» EXERCISE TASK A
Answer these from the passage on voice and visual search:
(i) By May 2015, what share of Google's search inquiries came from mobile devices?
(ii) Which market research firm predicted that more than half of all mobile searches would be voice or visual searches by 2019?
(iii) What was Google Assistant formerly known as?
» EXERCISE TASK B
Translate this sentence from the passage on voice and visual search into Spanish: "Voice search currently has a solid lead over visual search in terms of deployment."
#### PASSAGE ####
Over the past decade, the shift from desktop to mobile has changed the way people search. Indeed, by May 2015, Google reported over 50% of its search inquiries were from mobile devices, and that number has been steadily growing since. This has made search not only more readily accessible at any time or place, but also more contextually relevant thanks largely to the GPS location service on our phones. Naturally, many search marketers adapted their SEO and targeting tactics to capitalize on the opportunities that mobile search brought.

By 2019, more than half of all mobile searches will be voice or visual searches.

Now, thanks to the rapid advances in artificial intelligence, we’re on the verge of another tectonic shift that will see search transform from a mobile-first practice to an AI-led one. Market research firm Gartner predicted that by 2019, more than half of all mobile searches will be voice or visual searches. With voice search, powered by natural language processing (NLP), and visual search, powered by computer vision, search is about to become even better and far more intuitive than it is today. Together, they will revolutionize the way that people look for information, conduct pre-purchase researches, and discover new products and services.

The Current Landscape of Future Search

Before jumping into drafting new SEO strategies and revamping the sales funnel, we should first examine the current landscape of both new search methods.

In the past two years or so, the consumer tech industry has been laying the groundwork for voice and visual search. Voice search currently has a solid lead over visual search in terms of deployment. Voice assistants on mobile such as Apple’s Siri or Google Assistant (formerly known as Google Now) have always supported voice search since the day they launched over half a decade ago. User adoption has been steadily growing, and as of January 2017, about half of online consumers are using voice search on a daily basis.
#### DATA EXCERPT ####
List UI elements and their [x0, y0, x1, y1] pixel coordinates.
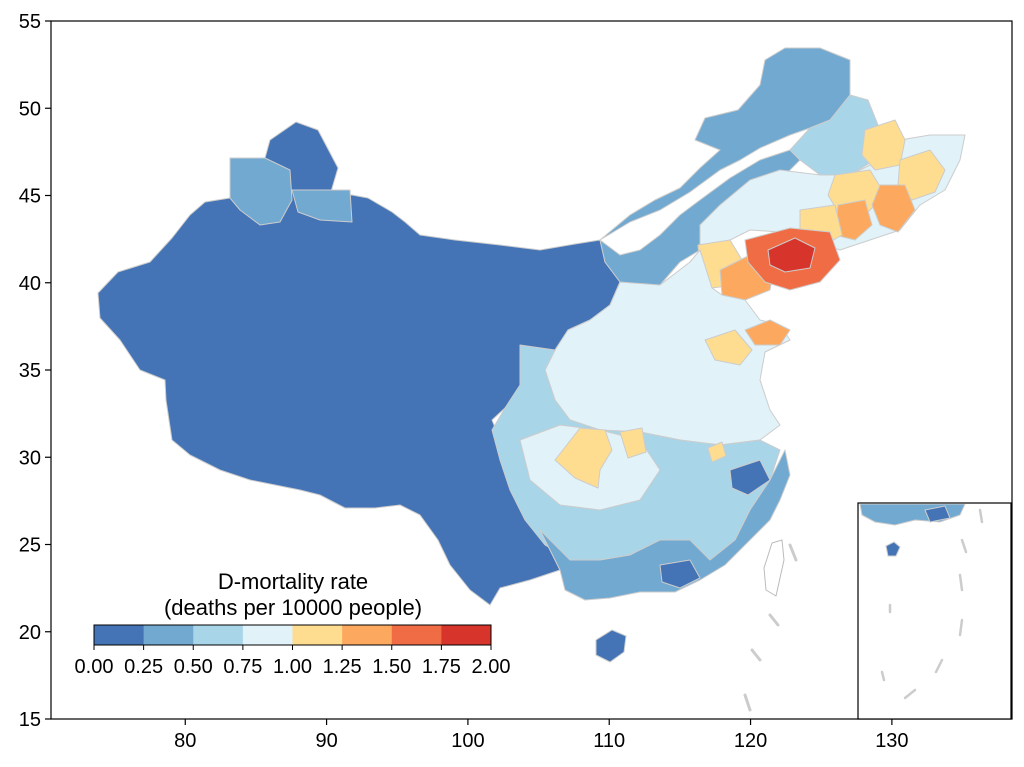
####
» FULL OUTPUT A
(i) Over 50%
(ii) Gartner
(iii) Google Now

» FULL OUTPUT B
Actualmente, la búsqueda por voz lleva una sólida ventaja sobre la búsqueda visual en cuanto a implementación.